» Do this
Would you set down every entry shown below, precisely as written?

» Exercise inputs

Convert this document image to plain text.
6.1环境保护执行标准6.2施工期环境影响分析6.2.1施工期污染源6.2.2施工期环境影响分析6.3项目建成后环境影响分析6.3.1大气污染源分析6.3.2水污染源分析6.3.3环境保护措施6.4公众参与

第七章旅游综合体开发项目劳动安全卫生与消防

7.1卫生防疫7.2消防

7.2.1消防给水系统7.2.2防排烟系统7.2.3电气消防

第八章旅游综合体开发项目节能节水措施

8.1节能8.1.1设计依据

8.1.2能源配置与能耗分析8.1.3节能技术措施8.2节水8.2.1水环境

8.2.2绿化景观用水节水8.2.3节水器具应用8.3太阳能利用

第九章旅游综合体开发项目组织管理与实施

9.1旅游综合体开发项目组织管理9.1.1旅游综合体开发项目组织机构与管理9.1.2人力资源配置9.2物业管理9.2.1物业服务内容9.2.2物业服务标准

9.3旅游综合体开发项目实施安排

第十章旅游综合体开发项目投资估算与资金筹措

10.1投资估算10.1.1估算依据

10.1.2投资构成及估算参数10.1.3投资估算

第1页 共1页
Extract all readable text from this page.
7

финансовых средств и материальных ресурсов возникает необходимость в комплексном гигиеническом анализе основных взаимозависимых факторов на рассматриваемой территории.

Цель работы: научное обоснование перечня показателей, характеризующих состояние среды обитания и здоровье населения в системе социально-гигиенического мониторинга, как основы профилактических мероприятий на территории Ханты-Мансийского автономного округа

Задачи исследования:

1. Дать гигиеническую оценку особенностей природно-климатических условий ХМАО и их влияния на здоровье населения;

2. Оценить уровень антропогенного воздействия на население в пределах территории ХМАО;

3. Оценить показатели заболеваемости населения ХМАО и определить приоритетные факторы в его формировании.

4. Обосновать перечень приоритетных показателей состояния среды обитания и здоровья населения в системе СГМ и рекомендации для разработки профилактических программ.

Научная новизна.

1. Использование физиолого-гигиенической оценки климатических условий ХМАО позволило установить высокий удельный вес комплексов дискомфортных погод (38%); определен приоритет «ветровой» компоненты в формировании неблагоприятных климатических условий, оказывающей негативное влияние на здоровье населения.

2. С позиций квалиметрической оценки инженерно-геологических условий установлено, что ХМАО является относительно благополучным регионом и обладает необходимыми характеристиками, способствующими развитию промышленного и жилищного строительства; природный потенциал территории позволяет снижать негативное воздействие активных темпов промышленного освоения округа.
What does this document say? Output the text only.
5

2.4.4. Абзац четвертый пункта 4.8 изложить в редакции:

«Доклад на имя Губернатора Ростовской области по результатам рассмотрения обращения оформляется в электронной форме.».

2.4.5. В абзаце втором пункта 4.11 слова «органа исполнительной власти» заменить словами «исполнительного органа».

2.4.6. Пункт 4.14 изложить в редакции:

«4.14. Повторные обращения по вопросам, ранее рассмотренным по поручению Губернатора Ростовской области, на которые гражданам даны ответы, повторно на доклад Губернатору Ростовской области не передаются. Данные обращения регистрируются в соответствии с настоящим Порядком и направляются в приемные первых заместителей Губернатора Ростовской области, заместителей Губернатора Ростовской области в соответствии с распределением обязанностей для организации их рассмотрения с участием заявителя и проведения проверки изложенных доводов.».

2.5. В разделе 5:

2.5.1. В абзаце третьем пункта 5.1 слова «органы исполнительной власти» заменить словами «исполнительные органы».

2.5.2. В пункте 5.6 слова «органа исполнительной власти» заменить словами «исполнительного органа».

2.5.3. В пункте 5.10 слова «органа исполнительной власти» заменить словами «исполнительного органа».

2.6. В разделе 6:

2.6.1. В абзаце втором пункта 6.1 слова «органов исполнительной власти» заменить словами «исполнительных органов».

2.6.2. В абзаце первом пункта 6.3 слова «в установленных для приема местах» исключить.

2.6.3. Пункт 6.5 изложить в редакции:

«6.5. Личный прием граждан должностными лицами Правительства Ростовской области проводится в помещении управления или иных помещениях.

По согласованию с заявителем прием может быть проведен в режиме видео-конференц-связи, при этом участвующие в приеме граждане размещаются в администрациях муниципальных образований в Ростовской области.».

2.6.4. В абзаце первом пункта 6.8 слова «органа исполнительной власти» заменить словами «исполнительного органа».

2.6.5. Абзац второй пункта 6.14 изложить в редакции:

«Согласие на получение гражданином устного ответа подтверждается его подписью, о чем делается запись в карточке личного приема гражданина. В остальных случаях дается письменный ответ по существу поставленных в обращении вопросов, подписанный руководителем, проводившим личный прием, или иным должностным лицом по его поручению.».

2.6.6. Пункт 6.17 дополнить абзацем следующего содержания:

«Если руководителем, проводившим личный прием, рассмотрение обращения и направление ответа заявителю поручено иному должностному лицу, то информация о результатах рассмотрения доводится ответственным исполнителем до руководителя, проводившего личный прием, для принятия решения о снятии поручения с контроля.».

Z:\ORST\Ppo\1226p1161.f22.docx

» Answer below
Convert this document image to plain text.
6.1环境保护执行标准6.2施工期环境影响分析6.2.1施工期污染源6.2.2施工期环境影响分析6.3项目建成后环境影响分析6.3.1大气污染源分析6.3.2水污染源分析6.3.3环境保护措施6.4公众参与

第七章旅游综合体开发项目劳动安全卫生与消防

7.1卫生防疫7.2消防

7.2.1消防给水系统7.2.2防排烟系统7.2.3电气消防

第八章旅游综合体开发项目节能节水措施

8.1节能8.1.1设计依据

8.1.2能源配置与能耗分析8.1.3节能技术措施8.2节水8.2.1水环境

8.2.2绿化景观用水节水8.2.3节水器具应用8.3太阳能利用

第九章旅游综合体开发项目组织管理与实施

9.1旅游综合体开发项目组织管理9.1.1旅游综合体开发项目组织机构与管理9.1.2人力资源配置9.2物业管理9.2.1物业服务内容9.2.2物业服务标准

9.3旅游综合体开发项目实施安排

第十章旅游综合体开发项目投资估算与资金筹措

10.1投资估算10.1.1估算依据

10.1.2投资构成及估算参数10.1.3投资估算

第1页 共1页
Extract all readable text from this page.
7

финансовых средств и материальных ресурсов возникает необходимость в комплексном гигиеническом анализе основных взаимозависимых факторов на рассматриваемой территории.

Цель работы: научное обоснование перечня показателей, характеризующих состояние среды обитания и здоровье населения в системе социально-гигиенического мониторинга, как основы профилактических мероприятий на территории Ханты-Мансийского автономного округа

Задачи исследования:

1. Дать гигиеническую оценку особенностей природно-климатических условий ХМАО и их влияния на здоровье населения;

2. Оценить уровень антропогенного воздействия на население в пределах территории ХМАО;

3. Оценить показатели заболеваемости населения ХМАО и определить приоритетные факторы в его формировании.

4. Обосновать перечень приоритетных показателей состояния среды обитания и здоровья населения в системе СГМ и рекомендации для разработки профилактических программ.

Научная новизна.

1. Использование физиолого-гигиенической оценки климатических условий ХМАО позволило установить высокий удельный вес комплексов дискомфортных погод (38%); определен приоритет «ветровой» компоненты в формировании неблагоприятных климатических условий, оказывающей негативное влияние на здоровье населения.

2. С позиций квалиметрической оценки инженерно-геологических условий установлено, что ХМАО является относительно благополучным регионом и обладает необходимыми характеристиками, способствующими развитию промышленного и жилищного строительства; природный потенциал территории позволяет снижать негативное воздействие активных темпов промышленного освоения округа.
What does this document say? Output the text only.
5

2.4.4. Абзац четвертый пункта 4.8 изложить в редакции:

«Доклад на имя Губернатора Ростовской области по результатам рассмотрения обращения оформляется в электронной форме.».

2.4.5. В абзаце втором пункта 4.11 слова «органа исполнительной власти» заменить словами «исполнительного органа».

2.4.6. Пункт 4.14 изложить в редакции:

«4.14. Повторные обращения по вопросам, ранее рассмотренным по поручению Губернатора Ростовской области, на которые гражданам даны ответы, повторно на доклад Губернатору Ростовской области не передаются. Данные обращения регистрируются в соответствии с настоящим Порядком и направляются в приемные первых заместителей Губернатора Ростовской области, заместителей Губернатора Ростовской области в соответствии с распределением обязанностей для организации их рассмотрения с участием заявителя и проведения проверки изложенных доводов.».

2.5. В разделе 5:

2.5.1. В абзаце третьем пункта 5.1 слова «органы исполнительной власти» заменить словами «исполнительные органы».

2.5.2. В пункте 5.6 слова «органа исполнительной власти» заменить словами «исполнительного органа».

2.5.3. В пункте 5.10 слова «органа исполнительной власти» заменить словами «исполнительного органа».

2.6. В разделе 6:

2.6.1. В абзаце втором пункта 6.1 слова «органов исполнительной власти» заменить словами «исполнительных органов».

2.6.2. В абзаце первом пункта 6.3 слова «в установленных для приема местах» исключить.

2.6.3. Пункт 6.5 изложить в редакции:

«6.5. Личный прием граждан должностными лицами Правительства Ростовской области проводится в помещении управления или иных помещениях.

По согласованию с заявителем прием может быть проведен в режиме видео-конференц-связи, при этом участвующие в приеме граждане размещаются в администрациях муниципальных образований в Ростовской области.».

2.6.4. В абзаце первом пункта 6.8 слова «органа исполнительной власти» заменить словами «исполнительного органа».

2.6.5. Абзац второй пункта 6.14 изложить в редакции:

«Согласие на получение гражданином устного ответа подтверждается его подписью, о чем делается запись в карточке личного приема гражданина. В остальных случаях дается письменный ответ по существу поставленных в обращении вопросов, подписанный руководителем, проводившим личный прием, или иным должностным лицом по его поручению.».

2.6.6. Пункт 6.17 дополнить абзацем следующего содержания:

«Если руководителем, проводившим личный прием, рассмотрение обращения и направление ответа заявителю поручено иному должностному лицу, то информация о результатах рассмотрения доводится ответственным исполнителем до руководителя, проводившего личный прием, для принятия решения о снятии поручения с контроля.».

Z:\ORST\Ppo\1226p1161.f22.docx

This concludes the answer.